• _Exercise brief_
Output the lines that follow exactly as they are.

• _Material shown_
+ + + + + + +

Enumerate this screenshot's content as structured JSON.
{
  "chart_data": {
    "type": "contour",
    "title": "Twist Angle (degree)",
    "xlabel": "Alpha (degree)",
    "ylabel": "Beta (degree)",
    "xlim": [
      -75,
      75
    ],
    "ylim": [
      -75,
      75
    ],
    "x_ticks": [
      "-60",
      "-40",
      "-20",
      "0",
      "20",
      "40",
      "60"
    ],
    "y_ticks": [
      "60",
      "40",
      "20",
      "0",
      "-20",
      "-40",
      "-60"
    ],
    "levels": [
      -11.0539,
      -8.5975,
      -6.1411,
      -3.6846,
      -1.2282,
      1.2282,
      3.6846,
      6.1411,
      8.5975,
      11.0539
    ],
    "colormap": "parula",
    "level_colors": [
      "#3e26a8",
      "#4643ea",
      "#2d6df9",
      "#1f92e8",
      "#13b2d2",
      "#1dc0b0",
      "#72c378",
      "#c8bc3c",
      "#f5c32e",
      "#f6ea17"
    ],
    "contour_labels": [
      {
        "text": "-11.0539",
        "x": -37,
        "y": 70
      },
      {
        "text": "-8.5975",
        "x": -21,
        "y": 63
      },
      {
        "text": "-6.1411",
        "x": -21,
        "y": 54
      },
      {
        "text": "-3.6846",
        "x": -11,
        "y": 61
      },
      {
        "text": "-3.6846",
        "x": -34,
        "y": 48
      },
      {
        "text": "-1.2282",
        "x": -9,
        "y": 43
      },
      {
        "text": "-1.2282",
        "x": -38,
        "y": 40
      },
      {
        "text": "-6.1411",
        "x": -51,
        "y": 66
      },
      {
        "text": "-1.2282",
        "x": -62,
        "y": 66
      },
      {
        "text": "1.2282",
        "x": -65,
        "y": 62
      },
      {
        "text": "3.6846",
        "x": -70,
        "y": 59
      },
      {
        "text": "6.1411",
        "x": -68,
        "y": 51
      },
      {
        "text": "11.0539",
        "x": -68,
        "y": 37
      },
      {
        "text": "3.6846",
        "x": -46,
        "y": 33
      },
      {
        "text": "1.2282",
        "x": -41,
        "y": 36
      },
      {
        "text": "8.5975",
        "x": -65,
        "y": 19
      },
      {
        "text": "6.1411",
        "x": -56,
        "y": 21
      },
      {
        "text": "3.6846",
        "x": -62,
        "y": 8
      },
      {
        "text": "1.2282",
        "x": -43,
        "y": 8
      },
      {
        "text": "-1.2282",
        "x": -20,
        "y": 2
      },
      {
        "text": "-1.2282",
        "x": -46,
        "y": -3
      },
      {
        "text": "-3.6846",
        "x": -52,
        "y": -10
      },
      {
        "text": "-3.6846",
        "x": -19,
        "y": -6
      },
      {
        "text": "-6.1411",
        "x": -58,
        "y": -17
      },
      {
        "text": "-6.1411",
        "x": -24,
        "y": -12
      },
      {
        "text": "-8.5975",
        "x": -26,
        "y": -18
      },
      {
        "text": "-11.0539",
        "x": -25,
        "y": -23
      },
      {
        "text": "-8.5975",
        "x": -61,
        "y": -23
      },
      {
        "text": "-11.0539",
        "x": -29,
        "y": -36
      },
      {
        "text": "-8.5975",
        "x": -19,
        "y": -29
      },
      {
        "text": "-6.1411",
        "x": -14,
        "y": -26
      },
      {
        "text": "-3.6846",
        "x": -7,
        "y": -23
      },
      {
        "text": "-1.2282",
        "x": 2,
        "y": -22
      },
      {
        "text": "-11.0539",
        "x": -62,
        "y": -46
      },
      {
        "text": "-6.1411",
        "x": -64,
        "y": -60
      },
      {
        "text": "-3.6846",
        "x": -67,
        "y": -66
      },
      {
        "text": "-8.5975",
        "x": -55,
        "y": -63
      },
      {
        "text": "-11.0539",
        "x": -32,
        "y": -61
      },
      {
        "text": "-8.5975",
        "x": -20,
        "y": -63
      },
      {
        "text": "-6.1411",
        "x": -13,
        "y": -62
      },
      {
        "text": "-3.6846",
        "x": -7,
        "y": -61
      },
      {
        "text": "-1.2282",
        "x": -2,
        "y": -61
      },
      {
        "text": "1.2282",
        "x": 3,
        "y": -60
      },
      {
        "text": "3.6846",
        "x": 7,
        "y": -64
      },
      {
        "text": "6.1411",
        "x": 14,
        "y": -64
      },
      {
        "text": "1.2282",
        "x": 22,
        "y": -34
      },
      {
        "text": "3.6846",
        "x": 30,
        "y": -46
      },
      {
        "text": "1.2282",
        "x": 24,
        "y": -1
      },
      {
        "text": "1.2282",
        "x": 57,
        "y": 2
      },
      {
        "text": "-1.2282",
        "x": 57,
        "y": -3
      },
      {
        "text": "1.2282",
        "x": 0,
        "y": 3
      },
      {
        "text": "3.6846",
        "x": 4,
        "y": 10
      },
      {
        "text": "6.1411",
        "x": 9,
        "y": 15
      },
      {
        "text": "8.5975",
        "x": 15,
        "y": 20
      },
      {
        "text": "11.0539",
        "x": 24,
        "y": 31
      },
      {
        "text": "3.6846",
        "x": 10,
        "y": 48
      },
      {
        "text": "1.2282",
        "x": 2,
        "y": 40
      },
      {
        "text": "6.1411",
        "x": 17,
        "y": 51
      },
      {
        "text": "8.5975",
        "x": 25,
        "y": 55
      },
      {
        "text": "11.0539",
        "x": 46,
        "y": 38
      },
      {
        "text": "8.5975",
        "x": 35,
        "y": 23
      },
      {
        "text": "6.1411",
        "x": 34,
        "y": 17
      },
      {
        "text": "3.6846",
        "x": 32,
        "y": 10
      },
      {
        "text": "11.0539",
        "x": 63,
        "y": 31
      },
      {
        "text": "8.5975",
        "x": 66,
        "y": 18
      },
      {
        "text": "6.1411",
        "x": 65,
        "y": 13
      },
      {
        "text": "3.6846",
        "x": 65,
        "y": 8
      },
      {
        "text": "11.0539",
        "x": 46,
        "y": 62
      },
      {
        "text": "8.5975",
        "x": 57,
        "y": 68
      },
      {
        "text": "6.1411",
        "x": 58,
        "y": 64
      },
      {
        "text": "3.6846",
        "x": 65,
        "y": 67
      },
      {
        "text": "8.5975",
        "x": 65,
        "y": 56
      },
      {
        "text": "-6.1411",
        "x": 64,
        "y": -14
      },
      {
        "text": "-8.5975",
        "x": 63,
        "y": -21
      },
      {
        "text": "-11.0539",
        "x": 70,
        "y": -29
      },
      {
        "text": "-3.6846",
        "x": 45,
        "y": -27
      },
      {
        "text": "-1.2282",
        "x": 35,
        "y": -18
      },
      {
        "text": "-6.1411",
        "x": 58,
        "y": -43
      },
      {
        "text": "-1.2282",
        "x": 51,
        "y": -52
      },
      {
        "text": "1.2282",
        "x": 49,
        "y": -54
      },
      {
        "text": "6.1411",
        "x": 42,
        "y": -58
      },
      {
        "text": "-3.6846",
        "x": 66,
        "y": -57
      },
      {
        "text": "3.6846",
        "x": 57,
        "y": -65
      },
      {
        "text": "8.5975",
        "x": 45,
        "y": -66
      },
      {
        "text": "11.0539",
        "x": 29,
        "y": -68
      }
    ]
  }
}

+ + + + + + +

• _Answer_
Enumerate this screenshot's content as structured JSON.
{
  "chart_data": {
    "type": "contour",
    "title": "Twist Angle (degree)",
    "xlabel": "Alpha (degree)",
    "ylabel": "Beta (degree)",
    "xlim": [
      -75,
      75
    ],
    "ylim": [
      -75,
      75
    ],
    "x_ticks": [
      "-60",
      "-40",
      "-20",
      "0",
      "20",
      "40",
      "60"
    ],
    "y_ticks": [
      "60",
      "40",
      "20",
      "0",
      "-20",
      "-40",
      "-60"
    ],
    "levels": [
      -11.0539,
      -8.5975,
      -6.1411,
      -3.6846,
      -1.2282,
      1.2282,
      3.6846,
      6.1411,
      8.5975,
      11.0539
    ],
    "colormap": "parula",
    "level_colors": [
      "#3e26a8",
      "#4643ea",
      "#2d6df9",
      "#1f92e8",
      "#13b2d2",
      "#1dc0b0",
      "#72c378",
      "#c8bc3c",
      "#f5c32e",
      "#f6ea17"
    ],
    "contour_labels": [
      {
        "text": "-11.0539",
        "x": -37,
        "y": 70
      },
      {
        "text": "-8.5975",
        "x": -21,
        "y": 63
      },
      {
        "text": "-6.1411",
        "x": -21,
        "y": 54
      },
      {
        "text": "-3.6846",
        "x": -11,
        "y": 61
      },
      {
        "text": "-3.6846",
        "x": -34,
        "y": 48
      },
      {
        "text": "-1.2282",
        "x": -9,
        "y": 43
      },
      {
        "text": "-1.2282",
        "x": -38,
        "y": 40
      },
      {
        "text": "-6.1411",
        "x": -51,
        "y": 66
      },
      {
        "text": "-1.2282",
        "x": -62,
        "y": 66
      },
      {
        "text": "1.2282",
        "x": -65,
        "y": 62
      },
      {
        "text": "3.6846",
        "x": -70,
        "y": 59
      },
      {
        "text": "6.1411",
        "x": -68,
        "y": 51
      },
      {
        "text": "11.0539",
        "x": -68,
        "y": 37
      },
      {
        "text": "3.6846",
        "x": -46,
        "y": 33
      },
      {
        "text": "1.2282",
        "x": -41,
        "y": 36
      },
      {
        "text": "8.5975",
        "x": -65,
        "y": 19
      },
      {
        "text": "6.1411",
        "x": -56,
        "y": 21
      },
      {
        "text": "3.6846",
        "x": -62,
        "y": 8
      },
      {
        "text": "1.2282",
        "x": -43,
        "y": 8
      },
      {
        "text": "-1.2282",
        "x": -20,
        "y": 2
      },
      {
        "text": "-1.2282",
        "x": -46,
        "y": -3
      },
      {
        "text": "-3.6846",
        "x": -52,
        "y": -10
      },
      {
        "text": "-3.6846",
        "x": -19,
        "y": -6
      },
      {
        "text": "-6.1411",
        "x": -58,
        "y": -17
      },
      {
        "text": "-6.1411",
        "x": -24,
        "y": -12
      },
      {
        "text": "-8.5975",
        "x": -26,
        "y": -18
      },
      {
        "text": "-11.0539",
        "x": -25,
        "y": -23
      },
      {
        "text": "-8.5975",
        "x": -61,
        "y": -23
      },
      {
        "text": "-11.0539",
        "x": -29,
        "y": -36
      },
      {
        "text": "-8.5975",
        "x": -19,
        "y": -29
      },
      {
        "text": "-6.1411",
        "x": -14,
        "y": -26
      },
      {
        "text": "-3.6846",
        "x": -7,
        "y": -23
      },
      {
        "text": "-1.2282",
        "x": 2,
        "y": -22
      },
      {
        "text": "-11.0539",
        "x": -62,
        "y": -46
      },
      {
        "text": "-6.1411",
        "x": -64,
        "y": -60
      },
      {
        "text": "-3.6846",
        "x": -67,
        "y": -66
      },
      {
        "text": "-8.5975",
        "x": -55,
        "y": -63
      },
      {
        "text": "-11.0539",
        "x": -32,
        "y": -61
      },
      {
        "text": "-8.5975",
        "x": -20,
        "y": -63
      },
      {
        "text": "-6.1411",
        "x": -13,
        "y": -62
      },
      {
        "text": "-3.6846",
        "x": -7,
        "y": -61
      },
      {
        "text": "-1.2282",
        "x": -2,
        "y": -61
      },
      {
        "text": "1.2282",
        "x": 3,
        "y": -60
      },
      {
        "text": "3.6846",
        "x": 7,
        "y": -64
      },
      {
        "text": "6.1411",
        "x": 14,
        "y": -64
      },
      {
        "text": "1.2282",
        "x": 22,
        "y": -34
      },
      {
        "text": "3.6846",
        "x": 30,
        "y": -46
      },
      {
        "text": "1.2282",
        "x": 24,
        "y": -1
      },
      {
        "text": "1.2282",
        "x": 57,
        "y": 2
      },
      {
        "text": "-1.2282",
        "x": 57,
        "y": -3
      },
      {
        "text": "1.2282",
        "x": 0,
        "y": 3
      },
      {
        "text": "3.6846",
        "x": 4,
        "y": 10
      },
      {
        "text": "6.1411",
        "x": 9,
        "y": 15
      },
      {
        "text": "8.5975",
        "x": 15,
        "y": 20
      },
      {
        "text": "11.0539",
        "x": 24,
        "y": 31
      },
      {
        "text": "3.6846",
        "x": 10,
        "y": 48
      },
      {
        "text": "1.2282",
        "x": 2,
        "y": 40
      },
      {
        "text": "6.1411",
        "x": 17,
        "y": 51
      },
      {
        "text": "8.5975",
        "x": 25,
        "y": 55
      },
      {
        "text": "11.0539",
        "x": 46,
        "y": 38
      },
      {
        "text": "8.5975",
        "x": 35,
        "y": 23
      },
      {
        "text": "6.1411",
        "x": 34,
        "y": 17
      },
      {
        "text": "3.6846",
        "x": 32,
        "y": 10
      },
      {
        "text": "11.0539",
        "x": 63,
        "y": 31
      },
      {
        "text": "8.5975",
        "x": 66,
        "y": 18
      },
      {
        "text": "6.1411",
        "x": 65,
        "y": 13
      },
      {
        "text": "3.6846",
        "x": 65,
        "y": 8
      },
      {
        "text": "11.0539",
        "x": 46,
        "y": 62
      },
      {
        "text": "8.5975",
        "x": 57,
        "y": 68
      },
      {
        "text": "6.1411",
        "x": 58,
        "y": 64
      },
      {
        "text": "3.6846",
        "x": 65,
        "y": 67
      },
      {
        "text": "8.5975",
        "x": 65,
        "y": 56
      },
      {
        "text": "-6.1411",
        "x": 64,
        "y": -14
      },
      {
        "text": "-8.5975",
        "x": 63,
        "y": -21
      },
      {
        "text": "-11.0539",
        "x": 70,
        "y": -29
      },
      {
        "text": "-3.6846",
        "x": 45,
        "y": -27
      },
      {
        "text": "-1.2282",
        "x": 35,
        "y": -18
      },
      {
        "text": "-6.1411",
        "x": 58,
        "y": -43
      },
      {
        "text": "-1.2282",
        "x": 51,
        "y": -52
      },
      {
        "text": "1.2282",
        "x": 49,
        "y": -54
      },
      {
        "text": "6.1411",
        "x": 42,
        "y": -58
      },
      {
        "text": "-3.6846",
        "x": 66,
        "y": -57
      },
      {
        "text": "3.6846",
        "x": 57,
        "y": -65
      },
      {
        "text": "8.5975",
        "x": 45,
        "y": -66
      },
      {
        "text": "11.0539",
        "x": 29,
        "y": -68
      }
    ]
  }
}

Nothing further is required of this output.